--- RECORDS ---
===============
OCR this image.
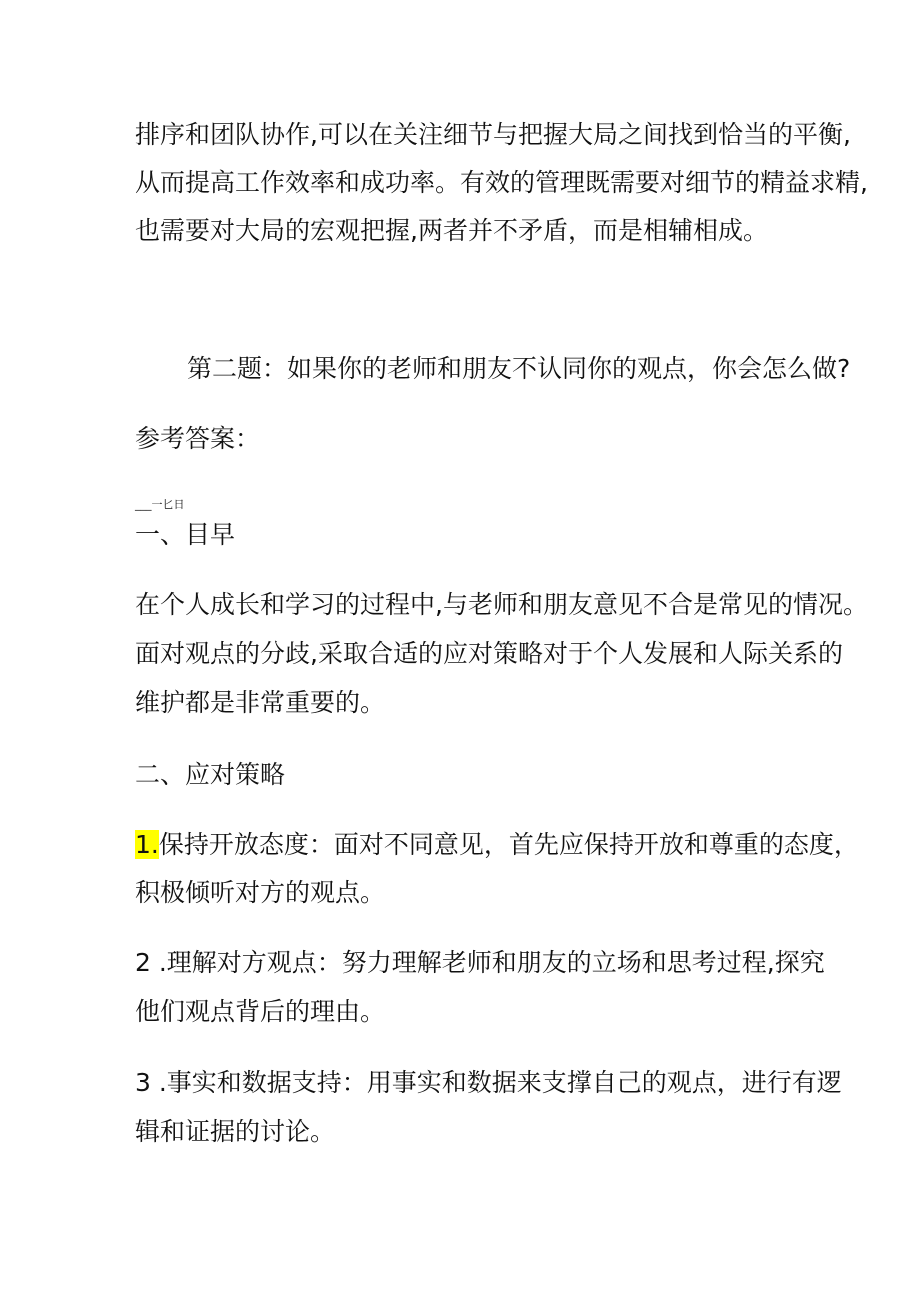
排序和团队协作,可以在关注细节与把握大局之间找到恰当的平衡,
从而提高工作效率和成功率。有效的管理既需要对细节的精益求精,
也需要对大局的宏观把握,两者并不矛盾，而是相辅相成。
第二题：如果你的老师和朋友不认同你的观点，你会怎么做?
参考答案：
___一匕日
一、目早
在个人成长和学习的过程中,与老师和朋友意见不合是常见的情况。
面对观点的分歧,采取合适的应对策略对于个人发展和人际关系的
维护都是非常重要的。
二、应对策略
1.保持开放态度：面对不同意见，首先应保持开放和尊重的态度，
积极倾听对方的观点。
2 .理解对方观点：努力理解老师和朋友的立场和思考过程,探究
他们观点背后的理由。
3 .事实和数据支持：用事实和数据来支撑自己的观点，进行有逻
辑和证据的讨论。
===============
--- GIVEN EXERCISE ---
In your copy of the records, include no pictures; repeat everything else exactly.

--- WORKED SOLUTION ---
OCR this image.
排序和团队协作,可以在关注细节与把握大局之间找到恰当的平衡,
从而提高工作效率和成功率。有效的管理既需要对细节的精益求精,
也需要对大局的宏观把握,两者并不矛盾，而是相辅相成。
第二题：如果你的老师和朋友不认同你的观点，你会怎么做?
参考答案：
___一匕日
一、目早
在个人成长和学习的过程中,与老师和朋友意见不合是常见的情况。
面对观点的分歧,采取合适的应对策略对于个人发展和人际关系的
维护都是非常重要的。
二、应对策略
1.保持开放态度：面对不同意见，首先应保持开放和尊重的态度，
积极倾听对方的观点。
2 .理解对方观点：努力理解老师和朋友的立场和思考过程,探究
他们观点背后的理由。
3 .事实和数据支持：用事实和数据来支撑自己的观点，进行有逻
辑和证据的讨论。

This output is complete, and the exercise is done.